> _What you will do_
Copy the part of the China Miéville collection thread starting with "Single page art." and going on through "few years ago.", replacing "paperbacks" with "softcovers".

While I by no means have a complete collection of China Miéville's work, I do have what I consider to be a fairly respectable one nonetheless. I've been hoping for years now to start a collectible thread for him, and have finally found a little time to do that today. As per usual, my posts will feature China's work in chronological order. I missing many items still, and if anyone else is a Miéville fan and wants to share some others, I'd love to see them. Hopefully this thread will also convince a few more readers to give him a try!

thegreattim
07-16-2014, 12:55 PM
His first published novel is King Rat. On the left you will see a signed US first printing, the Tor hardcover. This was a year or so after the first UK edition (a trade sized paperback) that I have yet to collect. On the right is the 2005 Earthing limited edition with lovely pencil art by Richard Kirk, #46/400. I scored a great deal on this one, $20 during an Earthling clearance sale several years after publication. In the center, lying down, is the US proof.

http://www.thedarktower.org/gallery/data/500/King_Rat.jpg

A bit of the interior art from the limited edition.

http://www.thedarktower.org/gallery/data/500/King_Rat_2_.jpg

thegreattim
07-16-2014, 01:04 PM
China's second, and realistically his best known novel, is up next. As Perdido Street Station is by far the most collectible of his works, I've only managed to track down the Subterranean Press S/L, in my matching #221 (same for all the SubPress Miéville).

With several full color illustrations by Miller, this book is close, for me anyway, to the longest wait from pre-order to delivery. Back in 2005 or so, Night Shade Books began taking pre-orders for what they billed as their most deluxe limited to date. Advertised with bonus material, leather slipcase, fully illustrated, at $75 it seemed the deal of the lifetime. Especially considering I ordered it in 2008 for half off during an annual sale, not knowing the length of delays the book had already gone through. To make a long story short, in 2010 NSB finally abandoned the project amid much outcry and derision. At that point, SubPress picked up the book (they had already published other Miéville by this stage), raised the price to $125, dropped the limitation to 350 copies, lost the slipcase, and published the book in short order. While I dream of what Night Shade's edition would have looked like, I'm still glad I finally received the book in 2011.

http://www.thedarktower.org/gallery/data/500/Perdido.jpg

Single page art.

http://www.thedarktower.org/gallery/data/500/Perdido_2_.jpg

Gate-fold art.

http://www.thedarktower.org/gallery/data/500/Perdido_3_.jpg

thegreattim
07-16-2014, 01:23 PM
Up next is Mr. Miéville's first limited edition, done for the novellla The Tain, by PS Publishing in 2002. From a limitation of 400 hardcovers and 500 paperbacks, this is arguably one the more expensive editions for a completest to acquire. Jacket art by the ever-talented Ed Miller. The pics are stolen from my personal collection thread from a few years ago.

> _Dataset rows_
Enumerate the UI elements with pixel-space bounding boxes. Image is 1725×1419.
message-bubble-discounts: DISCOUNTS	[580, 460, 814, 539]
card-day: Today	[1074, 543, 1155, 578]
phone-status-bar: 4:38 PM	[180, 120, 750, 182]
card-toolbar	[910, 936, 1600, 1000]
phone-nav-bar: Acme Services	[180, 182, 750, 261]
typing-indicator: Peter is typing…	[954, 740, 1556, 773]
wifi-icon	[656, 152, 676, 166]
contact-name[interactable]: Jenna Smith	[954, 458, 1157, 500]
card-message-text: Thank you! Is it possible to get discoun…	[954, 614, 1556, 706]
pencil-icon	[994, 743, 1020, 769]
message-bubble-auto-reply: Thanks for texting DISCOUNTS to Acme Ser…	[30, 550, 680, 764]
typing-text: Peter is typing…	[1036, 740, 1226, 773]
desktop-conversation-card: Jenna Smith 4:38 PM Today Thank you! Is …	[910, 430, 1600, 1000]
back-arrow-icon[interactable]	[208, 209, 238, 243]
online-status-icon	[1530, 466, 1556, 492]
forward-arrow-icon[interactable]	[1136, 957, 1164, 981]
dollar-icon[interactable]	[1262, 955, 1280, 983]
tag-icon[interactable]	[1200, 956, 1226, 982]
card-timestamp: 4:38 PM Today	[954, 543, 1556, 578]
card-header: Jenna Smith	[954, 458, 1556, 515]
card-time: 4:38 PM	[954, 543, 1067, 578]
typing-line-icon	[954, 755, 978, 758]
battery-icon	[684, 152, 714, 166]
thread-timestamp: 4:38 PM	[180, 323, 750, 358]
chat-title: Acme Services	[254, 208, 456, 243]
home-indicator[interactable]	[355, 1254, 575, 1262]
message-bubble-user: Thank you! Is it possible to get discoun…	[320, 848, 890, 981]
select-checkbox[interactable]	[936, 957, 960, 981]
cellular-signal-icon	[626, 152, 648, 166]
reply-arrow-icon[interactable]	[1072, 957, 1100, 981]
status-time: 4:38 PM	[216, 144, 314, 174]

> _Result for this task_
Single page art.

http://www.thedarktower.org/gallery/data/500/Perdido_2_.jpg

Gate-fold art.

http://www.thedarktower.org/gallery/data/500/Perdido_3_.jpg

thegreattim
07-16-2014, 01:23 PM
Up next is Mr. Miéville's first limited edition, done for the novellla The Tain, by PS Publishing in 2002. From a limitation of 400 hardcovers and 500 softcovers, this is arguably one the more expensive editions for a completest to acquire. Jacket art by the ever-talented Ed Miller. The pics are stolen from my personal collection thread from a few years ago.